A sua obra recebeu o maior aplauso por parte dos altos responsáveis nipónicos, em particular de Minoru Mochizuki, o Mestre que reuniu o maior número de graduações em todas as Artes Marciais. Em carta deste grande cultor do Budo ao Mestre Corrêa Pereira, pode ler-se o seguinte: "Eu sei bem que V. não é um judoca ‘para se divertir’ e nunca esquecerei que, no que se refere ao Judo como arte de combate, V. é o único na Europa que o compreendeu verdadeiramente. (...) Estou muito feliz por saber que a ‘definição sobre Judo’ foi feita no mundo do Judo graças aos seus esforços. É a primeira vez. O mérito do seu governo, neste ponto, brilhará eternamente; deu um ensinamento muito importante ao mundo do Judo. Quanto ao problema da divisão do Budo-Judo, bem como da separação da administração, pode dizer-se que é considerada uma excelente ideia por parte do Kodokan, especialmente pelos homens de elevada graduação progressivos, ao passo que uma parte de conservadores não ousa olhá-la justamente. Todavia, depois da Segunda Guerra, quando a influência da América foi poderosa, (...) declarou-se que o Judo seria apenas um desporto. Mas somente eu, respeitando o testamento de Mestre Jigoro Kano, e insistindo que o Judo não é apenas uma espécie de desporto, apoio a parte do Budo-Judo, pelo que me vejo forçado a ter muitos inimigos, (...) e Mifune, 10ºDan, compreende-me profundamente."
Pela mesma ocasião, o Mestre Mochizuki escreveu ao então major Freire de Almeida: "Eu, como Budo-Judoka, li a sua carta com grande prazer e estou muito feliz por saber que Portugal toma a iniciativa para estabelecer o novo sistema, que, sem dúvida, deitará os reflexos luzidios ao mundo inteiro do Judo, e ao mesmo tempo estou persuadido de que os seus esforços e os do Sr. António Corrêa Pereira valem méritos históricos".

# # # # #

TAREFA ESCRITA 1: Transcreva sem alterações as linhas das entradas que vão desde a que contém "page-title: Event Timeline" até à que contém "timeline-item-heading: Promotion (1", incluindo ambas.

ENTRADAS A UTILIZAR:
# # # # #

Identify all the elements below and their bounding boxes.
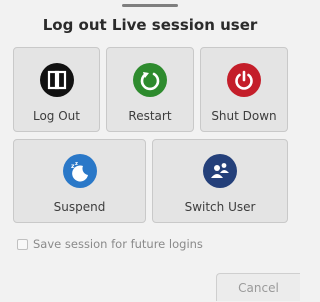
restart-button[interactable]: Restart xyxy=(106,47,194,132)
save-session-label: Save session for future logins xyxy=(33,237,203,251)
save-session-checkbox[interactable] xyxy=(17,238,28,250)
cancel-button[interactable]: Cancel xyxy=(216,273,300,301)
logout-label: Log Out xyxy=(32,109,80,123)
suspend-button[interactable]: z z Suspend xyxy=(13,139,146,223)
switch-user-button[interactable]: Switch User xyxy=(152,139,288,223)
moon-icon: z z xyxy=(62,154,97,188)
suspend-label: Suspend xyxy=(53,200,106,214)
switch-user-label: Switch User xyxy=(184,200,256,214)
logout-icon xyxy=(39,63,74,97)
svg-text:z: z xyxy=(75,161,78,167)
drag-handle[interactable] xyxy=(122,4,178,7)
shutdown-button[interactable]: Shut Down xyxy=(200,47,288,132)
restart-icon xyxy=(133,63,167,97)
switch-user-icon xyxy=(203,154,237,188)
logout-button[interactable]: Log Out xyxy=(13,47,100,132)
save-session-row[interactable]: Save session for future logins xyxy=(17,236,203,252)
shutdown-label: Shut Down xyxy=(211,109,277,123)
power-icon xyxy=(227,63,261,97)
dialog-title: Log out Live session user xyxy=(42,16,258,34)
restart-label: Restart xyxy=(128,109,172,123)
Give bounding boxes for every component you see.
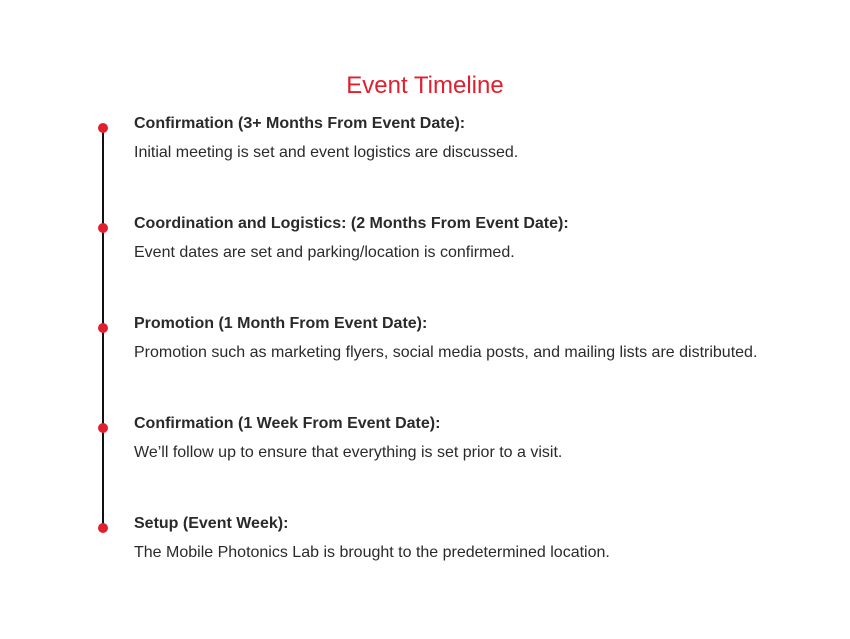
page-title: Event Timeline bbox=[346, 72, 504, 100]
timeline-item-description: The Mobile Photonics Lab is brought to t… bbox=[134, 544, 610, 561]
timeline-item-promotion: Promotion (1 Month From Event Date): Pro… bbox=[0, 315, 850, 380]
timeline-dot-icon bbox=[98, 323, 108, 333]
timeline-dot-icon bbox=[98, 523, 108, 533]
timeline-item-coordination-logistics: Coordination and Logistics: (2 Months Fr… bbox=[0, 215, 850, 280]
timeline-item-heading: Promotion (1 Month From Event Date): bbox=[134, 315, 428, 332]
timeline-item-confirmation-1-week: Confirmation (1 Week From Event Date): W… bbox=[0, 415, 850, 480]
timeline-item-description: Event dates are set and parking/location… bbox=[134, 244, 515, 261]
timeline-dot-icon bbox=[98, 423, 108, 433]
event-timeline-page: Event Timeline Confirmation (3+ Months F… bbox=[0, 0, 850, 639]
timeline-dot-icon bbox=[98, 223, 108, 233]
timeline-item-description: We’ll follow up to ensure that everythin… bbox=[134, 444, 563, 461]
timeline-item-heading: Setup (Event Week): bbox=[134, 515, 289, 532]
timeline-item-heading: Confirmation (3+ Months From Event Date)… bbox=[134, 115, 466, 132]
timeline-item-description: Promotion such as marketing flyers, soci… bbox=[134, 344, 758, 361]
timeline-item-heading: Coordination and Logistics: (2 Months Fr… bbox=[134, 215, 569, 232]
timeline-item-heading: Confirmation (1 Week From Event Date): bbox=[134, 415, 441, 432]
timeline-dot-icon bbox=[98, 123, 108, 133]
timeline-item-description: Initial meeting is set and event logisti… bbox=[134, 144, 519, 161]
timeline-item-setup: Setup (Event Week): The Mobile Photonics… bbox=[0, 515, 850, 580]
timeline-item-confirmation-3-months: Confirmation (3+ Months From Event Date)… bbox=[0, 115, 850, 180]
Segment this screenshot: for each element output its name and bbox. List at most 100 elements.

# # # # #

TAREFA ESCRITA 2: Indique, com base no excerto selecionado, se cada afirmação está de acordo com ele, respondendo sim ou não e citando textualmente as palavras decisivas. (a) Mochizuki escreve que Mifune, 10.º Dan, o compreende profundamente. (b) Mochizuki afirma que Corrêa Pereira é um de vários judocas na Europa que compreenderam verdadeiramente o Judo como arte de combate. (c) Na carta ao major Freire de Almeida, Mochizuki diz que Portugal toma a iniciativa para estabelecer o novo sistema.

RESPOSTA 1:
page-title: Event Timeline bbox=[346, 72, 504, 100]
timeline-item-description: The Mobile Photonics Lab is brought to t… bbox=[134, 544, 610, 561]
timeline-item-promotion: Promotion (1 Month From Event Date): Pro… bbox=[0, 315, 850, 380]
timeline-dot-icon bbox=[98, 323, 108, 333]
timeline-dot-icon bbox=[98, 523, 108, 533]
timeline-item-coordination-logistics: Coordination and Logistics: (2 Months Fr… bbox=[0, 215, 850, 280]
timeline-item-heading: Promotion (1 Month From Event Date): bbox=[134, 315, 428, 332]

RESPOSTA 2:
(a) Sim: "e Mifune, 10ºDan, compreende-me profundamente".
(b) Não: "V. é o único na Europa que o compreendeu verdadeiramente".
(c) Sim: "Portugal toma a iniciativa para estabelecer o novo sistema".